▶ _YOUR OBJECTIVE_:
Your answer should be a single number: the count of lines in the material below that hold "letter".
— Begin STORED DATA —
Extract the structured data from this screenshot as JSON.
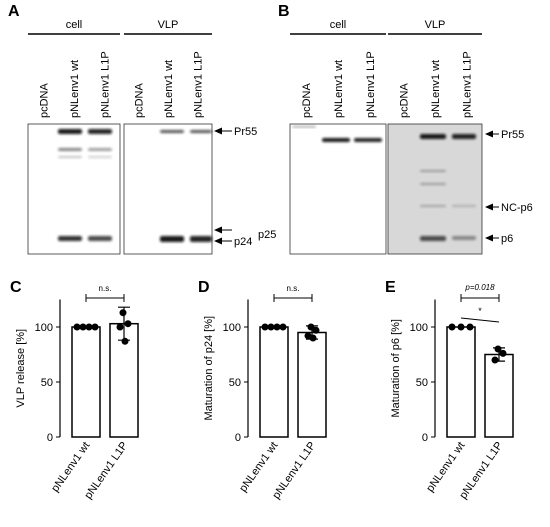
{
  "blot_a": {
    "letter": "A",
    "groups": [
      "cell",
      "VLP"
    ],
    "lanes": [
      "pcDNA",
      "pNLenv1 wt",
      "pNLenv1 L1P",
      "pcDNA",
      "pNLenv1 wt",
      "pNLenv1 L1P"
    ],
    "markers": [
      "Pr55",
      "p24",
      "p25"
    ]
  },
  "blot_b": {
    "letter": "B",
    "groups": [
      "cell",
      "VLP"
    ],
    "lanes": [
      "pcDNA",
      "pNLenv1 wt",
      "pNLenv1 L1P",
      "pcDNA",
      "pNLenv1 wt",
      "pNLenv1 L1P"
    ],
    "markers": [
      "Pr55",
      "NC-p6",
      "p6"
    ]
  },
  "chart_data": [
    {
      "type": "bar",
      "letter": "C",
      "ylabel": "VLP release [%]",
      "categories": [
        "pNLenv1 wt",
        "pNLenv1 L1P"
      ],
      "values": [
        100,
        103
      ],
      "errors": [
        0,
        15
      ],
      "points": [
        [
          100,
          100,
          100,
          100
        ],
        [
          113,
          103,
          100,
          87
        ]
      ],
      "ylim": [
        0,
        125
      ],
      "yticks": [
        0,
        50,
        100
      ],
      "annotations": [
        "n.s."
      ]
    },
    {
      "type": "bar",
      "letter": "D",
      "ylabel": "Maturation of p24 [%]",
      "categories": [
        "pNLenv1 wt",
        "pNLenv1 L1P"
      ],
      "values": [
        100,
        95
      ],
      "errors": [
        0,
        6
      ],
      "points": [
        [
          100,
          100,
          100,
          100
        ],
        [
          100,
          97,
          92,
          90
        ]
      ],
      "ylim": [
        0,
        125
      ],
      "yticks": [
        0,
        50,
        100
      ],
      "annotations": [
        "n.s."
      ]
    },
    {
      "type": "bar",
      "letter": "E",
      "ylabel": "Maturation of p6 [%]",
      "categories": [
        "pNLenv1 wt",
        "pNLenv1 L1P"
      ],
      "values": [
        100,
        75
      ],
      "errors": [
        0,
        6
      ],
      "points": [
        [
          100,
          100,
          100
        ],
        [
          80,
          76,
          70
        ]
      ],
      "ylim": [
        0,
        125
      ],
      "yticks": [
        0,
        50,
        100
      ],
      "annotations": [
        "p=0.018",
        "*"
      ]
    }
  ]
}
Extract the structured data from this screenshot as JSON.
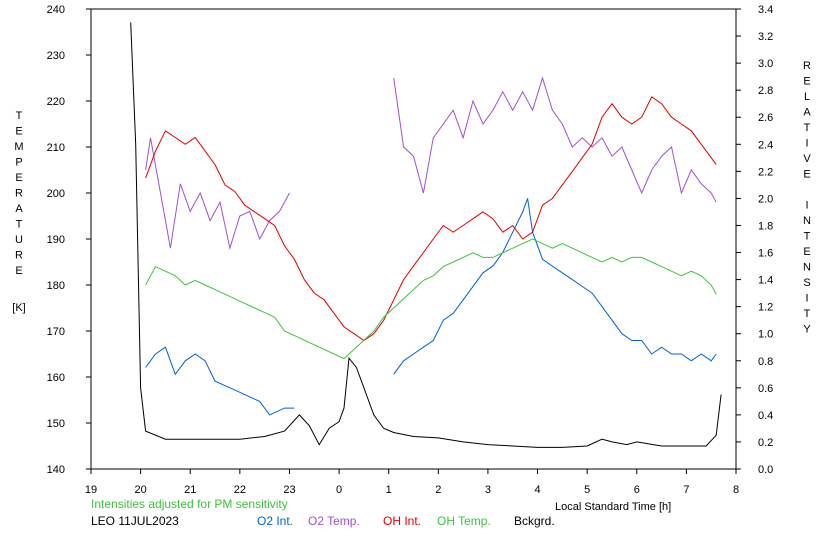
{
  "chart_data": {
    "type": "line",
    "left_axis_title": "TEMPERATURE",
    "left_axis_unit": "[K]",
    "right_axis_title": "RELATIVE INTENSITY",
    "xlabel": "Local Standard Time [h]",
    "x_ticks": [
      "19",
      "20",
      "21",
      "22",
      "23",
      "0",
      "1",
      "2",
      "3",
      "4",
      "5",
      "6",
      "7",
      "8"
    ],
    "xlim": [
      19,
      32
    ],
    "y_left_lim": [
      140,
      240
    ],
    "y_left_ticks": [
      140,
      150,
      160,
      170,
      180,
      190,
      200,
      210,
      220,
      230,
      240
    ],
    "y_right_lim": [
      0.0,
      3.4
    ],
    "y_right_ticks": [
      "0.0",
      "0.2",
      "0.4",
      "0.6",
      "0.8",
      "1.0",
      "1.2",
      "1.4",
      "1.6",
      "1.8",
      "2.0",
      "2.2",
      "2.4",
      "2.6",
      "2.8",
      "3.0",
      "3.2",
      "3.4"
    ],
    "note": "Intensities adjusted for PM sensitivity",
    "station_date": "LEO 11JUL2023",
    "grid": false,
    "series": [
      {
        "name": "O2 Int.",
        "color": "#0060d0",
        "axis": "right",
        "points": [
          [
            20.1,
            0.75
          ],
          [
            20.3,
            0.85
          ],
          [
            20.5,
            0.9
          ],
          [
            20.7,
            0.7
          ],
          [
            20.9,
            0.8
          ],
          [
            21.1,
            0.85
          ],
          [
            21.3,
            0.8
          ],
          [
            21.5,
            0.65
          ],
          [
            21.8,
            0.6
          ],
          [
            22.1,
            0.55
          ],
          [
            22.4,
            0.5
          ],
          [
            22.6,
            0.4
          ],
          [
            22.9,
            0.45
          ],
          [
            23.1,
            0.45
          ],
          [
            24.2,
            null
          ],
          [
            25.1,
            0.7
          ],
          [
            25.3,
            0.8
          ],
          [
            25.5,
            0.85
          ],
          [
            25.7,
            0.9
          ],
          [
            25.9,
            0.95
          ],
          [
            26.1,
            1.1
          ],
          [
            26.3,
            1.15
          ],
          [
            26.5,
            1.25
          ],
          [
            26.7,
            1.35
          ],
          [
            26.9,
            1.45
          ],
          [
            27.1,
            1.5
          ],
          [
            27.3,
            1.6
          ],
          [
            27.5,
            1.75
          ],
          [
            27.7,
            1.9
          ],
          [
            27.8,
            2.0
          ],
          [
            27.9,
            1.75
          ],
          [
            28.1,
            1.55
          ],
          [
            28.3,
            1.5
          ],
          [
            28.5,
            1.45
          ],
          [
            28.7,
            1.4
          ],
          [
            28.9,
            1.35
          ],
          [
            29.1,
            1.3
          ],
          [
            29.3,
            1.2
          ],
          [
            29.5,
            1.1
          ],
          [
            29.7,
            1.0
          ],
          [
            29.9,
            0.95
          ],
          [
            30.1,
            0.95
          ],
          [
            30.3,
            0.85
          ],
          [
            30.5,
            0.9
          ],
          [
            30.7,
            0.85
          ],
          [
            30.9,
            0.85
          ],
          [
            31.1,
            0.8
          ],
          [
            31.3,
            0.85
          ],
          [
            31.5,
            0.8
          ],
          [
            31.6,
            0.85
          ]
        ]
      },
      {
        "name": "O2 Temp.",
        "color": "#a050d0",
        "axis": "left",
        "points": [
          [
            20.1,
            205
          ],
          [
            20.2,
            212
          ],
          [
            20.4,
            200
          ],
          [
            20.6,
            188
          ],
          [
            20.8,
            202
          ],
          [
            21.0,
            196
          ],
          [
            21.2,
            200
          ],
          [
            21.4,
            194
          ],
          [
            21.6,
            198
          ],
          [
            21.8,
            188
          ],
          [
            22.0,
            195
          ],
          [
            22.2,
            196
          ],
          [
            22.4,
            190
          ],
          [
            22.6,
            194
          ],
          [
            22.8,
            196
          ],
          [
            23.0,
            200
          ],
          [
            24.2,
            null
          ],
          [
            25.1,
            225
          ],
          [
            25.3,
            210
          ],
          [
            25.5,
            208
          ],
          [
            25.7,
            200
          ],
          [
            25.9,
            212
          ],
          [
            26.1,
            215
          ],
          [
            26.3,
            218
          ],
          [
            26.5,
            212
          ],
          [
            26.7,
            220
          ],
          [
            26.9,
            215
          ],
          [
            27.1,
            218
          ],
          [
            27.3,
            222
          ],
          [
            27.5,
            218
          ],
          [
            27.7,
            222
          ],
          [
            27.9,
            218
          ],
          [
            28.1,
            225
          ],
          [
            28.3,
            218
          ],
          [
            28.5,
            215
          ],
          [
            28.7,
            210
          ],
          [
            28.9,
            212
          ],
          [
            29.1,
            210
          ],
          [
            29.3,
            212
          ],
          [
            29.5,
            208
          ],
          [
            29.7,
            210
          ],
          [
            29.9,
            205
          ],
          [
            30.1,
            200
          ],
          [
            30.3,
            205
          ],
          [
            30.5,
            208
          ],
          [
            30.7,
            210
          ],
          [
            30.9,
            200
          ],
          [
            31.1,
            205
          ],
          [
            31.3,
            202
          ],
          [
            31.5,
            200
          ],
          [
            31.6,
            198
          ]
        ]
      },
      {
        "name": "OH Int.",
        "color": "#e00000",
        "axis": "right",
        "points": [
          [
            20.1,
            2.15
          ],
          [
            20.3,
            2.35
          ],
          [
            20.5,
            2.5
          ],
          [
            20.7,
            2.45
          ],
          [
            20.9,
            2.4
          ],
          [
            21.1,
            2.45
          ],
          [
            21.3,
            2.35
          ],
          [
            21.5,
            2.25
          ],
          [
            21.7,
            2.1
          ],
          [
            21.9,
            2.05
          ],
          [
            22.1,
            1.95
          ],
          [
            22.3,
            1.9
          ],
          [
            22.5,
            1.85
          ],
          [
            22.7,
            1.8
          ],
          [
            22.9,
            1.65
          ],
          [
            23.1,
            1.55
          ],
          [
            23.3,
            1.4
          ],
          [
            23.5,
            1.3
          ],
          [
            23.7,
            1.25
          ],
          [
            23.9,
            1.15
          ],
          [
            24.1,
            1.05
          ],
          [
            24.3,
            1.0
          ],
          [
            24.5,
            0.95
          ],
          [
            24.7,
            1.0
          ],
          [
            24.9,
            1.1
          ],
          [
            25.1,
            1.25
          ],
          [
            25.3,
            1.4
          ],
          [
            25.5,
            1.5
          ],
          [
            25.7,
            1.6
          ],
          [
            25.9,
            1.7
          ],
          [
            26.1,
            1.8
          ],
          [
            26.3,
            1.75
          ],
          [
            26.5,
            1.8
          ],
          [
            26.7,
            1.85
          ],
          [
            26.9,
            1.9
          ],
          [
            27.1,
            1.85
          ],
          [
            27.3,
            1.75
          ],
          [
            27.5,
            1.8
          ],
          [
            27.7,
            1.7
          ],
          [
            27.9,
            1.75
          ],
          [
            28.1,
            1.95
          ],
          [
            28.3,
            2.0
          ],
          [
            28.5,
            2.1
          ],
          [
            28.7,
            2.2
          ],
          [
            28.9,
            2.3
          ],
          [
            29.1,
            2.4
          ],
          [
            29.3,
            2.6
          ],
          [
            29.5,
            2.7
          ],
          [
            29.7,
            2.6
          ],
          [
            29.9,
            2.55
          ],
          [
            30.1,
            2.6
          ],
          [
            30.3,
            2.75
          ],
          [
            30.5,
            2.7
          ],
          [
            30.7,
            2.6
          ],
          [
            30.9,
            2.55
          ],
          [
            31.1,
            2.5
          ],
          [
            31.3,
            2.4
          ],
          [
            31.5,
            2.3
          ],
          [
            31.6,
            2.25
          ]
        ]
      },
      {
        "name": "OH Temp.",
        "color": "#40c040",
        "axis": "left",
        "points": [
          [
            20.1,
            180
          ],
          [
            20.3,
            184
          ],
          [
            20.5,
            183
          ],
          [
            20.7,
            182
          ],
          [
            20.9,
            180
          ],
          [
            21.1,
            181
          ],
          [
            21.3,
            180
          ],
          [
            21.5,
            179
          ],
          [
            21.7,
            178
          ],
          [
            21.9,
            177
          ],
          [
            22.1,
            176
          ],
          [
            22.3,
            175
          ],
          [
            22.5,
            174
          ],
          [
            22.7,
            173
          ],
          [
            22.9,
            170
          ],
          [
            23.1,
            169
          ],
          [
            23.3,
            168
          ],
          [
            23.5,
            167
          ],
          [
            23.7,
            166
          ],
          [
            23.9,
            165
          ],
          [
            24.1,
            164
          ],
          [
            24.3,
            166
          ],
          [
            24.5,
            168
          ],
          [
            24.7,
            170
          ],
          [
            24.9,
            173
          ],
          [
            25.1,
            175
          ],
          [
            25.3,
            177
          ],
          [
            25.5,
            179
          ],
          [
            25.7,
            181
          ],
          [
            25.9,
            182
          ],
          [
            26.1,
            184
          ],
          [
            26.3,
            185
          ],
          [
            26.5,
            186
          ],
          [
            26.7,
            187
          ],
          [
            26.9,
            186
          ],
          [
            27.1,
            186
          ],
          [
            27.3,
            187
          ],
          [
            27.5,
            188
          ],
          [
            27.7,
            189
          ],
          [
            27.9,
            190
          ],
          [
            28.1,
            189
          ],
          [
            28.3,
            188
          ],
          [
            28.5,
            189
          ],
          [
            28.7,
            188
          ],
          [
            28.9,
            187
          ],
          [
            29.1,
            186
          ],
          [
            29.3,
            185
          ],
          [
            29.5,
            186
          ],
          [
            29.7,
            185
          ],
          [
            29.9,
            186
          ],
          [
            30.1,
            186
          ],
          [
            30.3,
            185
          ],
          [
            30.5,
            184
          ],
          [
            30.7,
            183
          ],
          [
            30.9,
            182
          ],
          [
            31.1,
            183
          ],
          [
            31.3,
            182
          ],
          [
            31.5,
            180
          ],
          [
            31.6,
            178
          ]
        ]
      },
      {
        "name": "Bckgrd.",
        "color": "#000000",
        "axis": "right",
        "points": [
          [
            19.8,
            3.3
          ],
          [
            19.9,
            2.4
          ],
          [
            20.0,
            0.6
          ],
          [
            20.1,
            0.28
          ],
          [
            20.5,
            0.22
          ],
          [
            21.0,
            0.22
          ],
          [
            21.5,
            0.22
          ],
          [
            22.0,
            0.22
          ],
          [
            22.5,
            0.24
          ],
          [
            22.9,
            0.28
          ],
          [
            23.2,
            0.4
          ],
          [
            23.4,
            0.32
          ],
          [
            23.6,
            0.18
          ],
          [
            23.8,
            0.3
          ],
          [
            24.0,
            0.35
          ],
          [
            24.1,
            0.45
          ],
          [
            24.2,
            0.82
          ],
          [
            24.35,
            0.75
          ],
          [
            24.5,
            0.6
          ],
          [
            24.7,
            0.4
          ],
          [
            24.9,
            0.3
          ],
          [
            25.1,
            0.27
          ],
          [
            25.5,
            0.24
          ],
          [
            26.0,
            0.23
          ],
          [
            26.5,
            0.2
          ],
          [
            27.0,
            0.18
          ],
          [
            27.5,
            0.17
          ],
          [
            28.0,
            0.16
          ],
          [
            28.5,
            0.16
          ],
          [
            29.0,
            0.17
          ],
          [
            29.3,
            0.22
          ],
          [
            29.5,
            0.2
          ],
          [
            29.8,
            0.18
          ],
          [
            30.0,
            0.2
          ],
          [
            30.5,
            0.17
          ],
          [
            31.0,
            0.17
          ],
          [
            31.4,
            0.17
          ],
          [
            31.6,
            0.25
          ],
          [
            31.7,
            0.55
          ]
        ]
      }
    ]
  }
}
— End STORED DATA —
▶ _RESULT FOR THIS TASK_:
5